Monday, November 24, 2008

Refactoring Imperative Code To Functional Code

I've been refactoring Scala literally for days. It's fantastic how much I've learned over the last year. I knew a little bit about functional programming from doing Lisp in college, but a year and a half ago I couldn't have given you the definition of it.

I decided to tackle some of the most obvious (and ugly) imperative/procedural code in my CPU simulator and turn it into an elegant, functional style.

I'll paste the original code here, then explain it a bit, then show the refactorings one step at a time. In explaining, I will assume that you know at least a bit about how anonymous functions work in Scala.


class EightBitAdder( a: EightBitNumber,
b: EightBitNumber,
carryIn: PowerSource ) {

private val fullAdders: Array[FullAdder] = createFullAdders( a, b, carryIn )
private val output: EightBitNumber = createOutput()

def getOutput: EightBitNumber = output
def getCarryOut: PowerSource = fullAdders(7).getCarryOut


private def createFullAdders( a: EightBitNumber,
b: EightBitNumber,
carryIn: PowerSource ): Array[FullAdder] = {
val fullAdders = new Array[FullAdder](8)
fullAdders(0) = new FullAdder( a(0), b(0), carryIn );
for( i <- 1 until 8 ){
fullAdders(i) = new FullAdder(a(i),b(i), fullAdders(i-1).getCarryOut);
}
fullAdders
}

private def createOutput(): EightBitNumber = {
val out = new Array[PowerSource](8)

var count = 0;
fullAdders.foreach( p => {
out(count) = p.getSumOut
count = count + 1
}
)
new EightBitNumber(out)
}
}


This code was designed to build an 8 bit adder out of two 8 bit numbers (numbers in this particular case aren't much more than arrays of bits) and a carry in bit. This is your typical, ordinary, everyday 8 bit adder that you much have seen in 1950. The adders job is simple, output the result of the two input numbers added up. As with any 8 bit adder, there are 9 outputs, 8 standard output bits, and the carry out/overflow bit.

The adder accomplishes addition in a standard fashion, by chaining 8 full adders (one bit adders) together. The first full adder in the chain uses the given carry in bit as its carry in bit, and subsequent adders in the chain use the carry out of the previous full adder as the carry in. The carry out of the entire adder is simply the carry out of the last full adder in the chain. Here is a picture of one:



Now that we have all the background out of the way, I'll start the refactorings. I'm actually going to go a little bit in reverse order, refactoring the createOutput() method first, because it is substantially easier to refactor than the createFullAdders method.

Simple Refactoring


Lets take another look at createOutput:

private def createOutput(): EightBitNumber = {
val out = new Array[PowerSource](8)

var count = 0;
fullAdders.foreach( p => {
out(count) = p.getSumOut
count = count + 1
}
)
new EightBitNumber(out)

## [SET OF TASKS]
1. From the Scala refactoring post, output the passage that begins at the words "I'll paste the" and stops after the words "work in Scala.", copied without changes.
2. Answer these questions using the Scala refactoring post:
(a) Where did the writer first learn a little about functional programming?
(b) How many outputs does the 8 bit adder have?
(c) Which method does the writer refactor first?

## [INFORMATION GIVEN]
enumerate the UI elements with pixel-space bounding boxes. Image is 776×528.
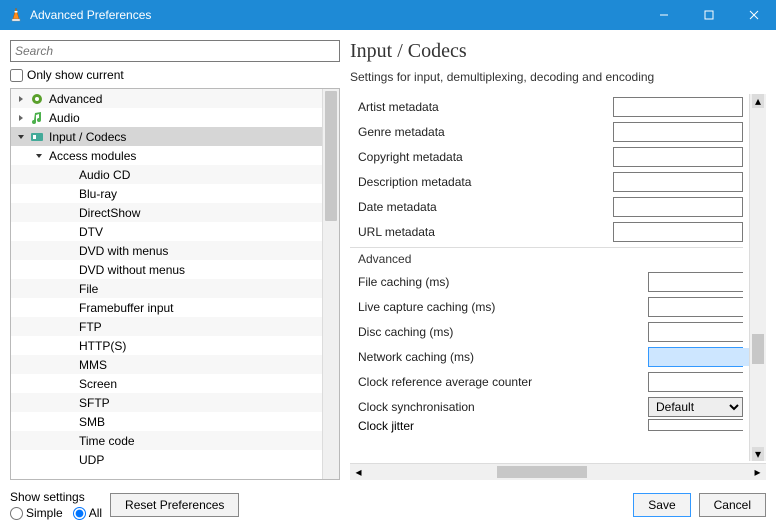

--

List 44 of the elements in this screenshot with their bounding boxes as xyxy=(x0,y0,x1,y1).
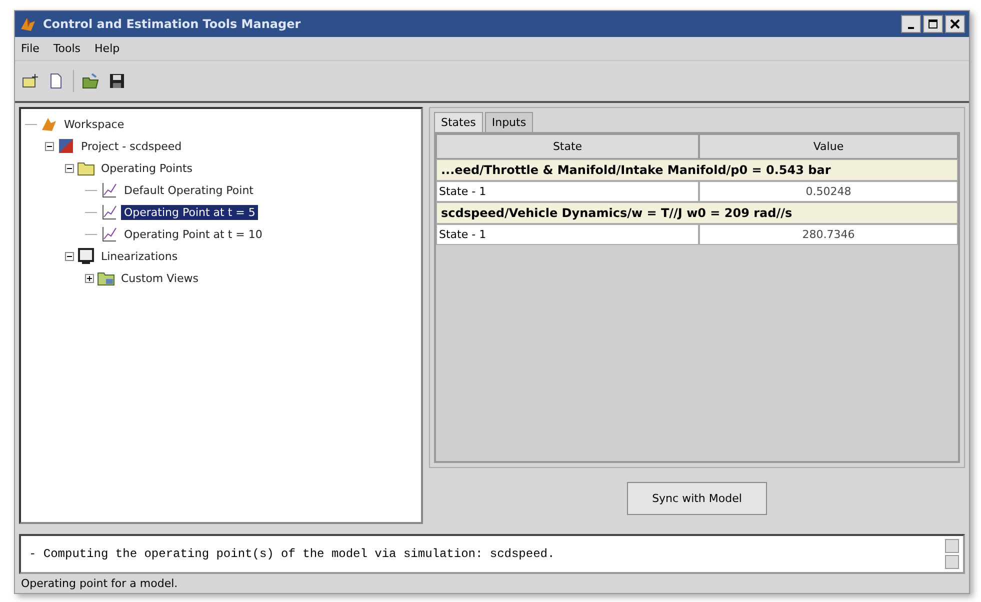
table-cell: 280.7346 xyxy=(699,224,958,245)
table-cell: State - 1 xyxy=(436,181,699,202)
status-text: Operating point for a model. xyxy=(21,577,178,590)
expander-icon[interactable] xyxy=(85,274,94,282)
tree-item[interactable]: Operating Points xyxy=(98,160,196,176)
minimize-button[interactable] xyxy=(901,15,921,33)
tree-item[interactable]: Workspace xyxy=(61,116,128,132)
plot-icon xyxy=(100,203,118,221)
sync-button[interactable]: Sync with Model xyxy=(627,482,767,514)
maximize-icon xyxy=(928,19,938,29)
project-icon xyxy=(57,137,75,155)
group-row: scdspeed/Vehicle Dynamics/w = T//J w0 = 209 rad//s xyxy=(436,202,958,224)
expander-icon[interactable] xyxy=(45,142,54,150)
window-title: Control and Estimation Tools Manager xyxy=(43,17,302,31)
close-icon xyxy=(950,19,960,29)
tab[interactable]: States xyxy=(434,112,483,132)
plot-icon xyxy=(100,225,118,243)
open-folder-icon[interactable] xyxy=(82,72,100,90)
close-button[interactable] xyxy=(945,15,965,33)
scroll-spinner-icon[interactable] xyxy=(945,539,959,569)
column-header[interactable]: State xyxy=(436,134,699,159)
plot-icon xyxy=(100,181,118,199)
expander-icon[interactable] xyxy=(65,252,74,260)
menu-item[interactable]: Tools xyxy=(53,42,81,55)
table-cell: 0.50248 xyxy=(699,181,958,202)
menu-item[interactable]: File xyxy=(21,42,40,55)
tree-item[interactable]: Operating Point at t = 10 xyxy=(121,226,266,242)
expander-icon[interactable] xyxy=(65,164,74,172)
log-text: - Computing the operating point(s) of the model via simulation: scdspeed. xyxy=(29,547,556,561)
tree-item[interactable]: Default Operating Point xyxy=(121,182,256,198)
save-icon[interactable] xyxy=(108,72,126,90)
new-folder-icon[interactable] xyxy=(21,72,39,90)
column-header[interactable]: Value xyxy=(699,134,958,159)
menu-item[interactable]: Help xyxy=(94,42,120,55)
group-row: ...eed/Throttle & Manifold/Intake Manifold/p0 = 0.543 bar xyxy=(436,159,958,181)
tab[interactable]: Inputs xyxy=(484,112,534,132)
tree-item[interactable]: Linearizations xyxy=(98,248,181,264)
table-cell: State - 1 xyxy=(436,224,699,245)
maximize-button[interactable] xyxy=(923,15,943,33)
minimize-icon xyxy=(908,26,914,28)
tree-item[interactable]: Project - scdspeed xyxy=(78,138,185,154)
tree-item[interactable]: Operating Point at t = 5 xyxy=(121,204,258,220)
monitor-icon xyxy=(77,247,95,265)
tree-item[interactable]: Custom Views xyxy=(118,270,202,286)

## [RESULTS OF THE TASKS]
1.
I'll paste the original code here, then explain it a bit, then show the refactorings one step at a time. In explaining, I will assume that you know at least a bit about how anonymous functions work in Scala.

2.
(a) Doing Lisp in college.
(b) 9: 8 standard output bits and the carry out/overflow bit.
(c) createOutput().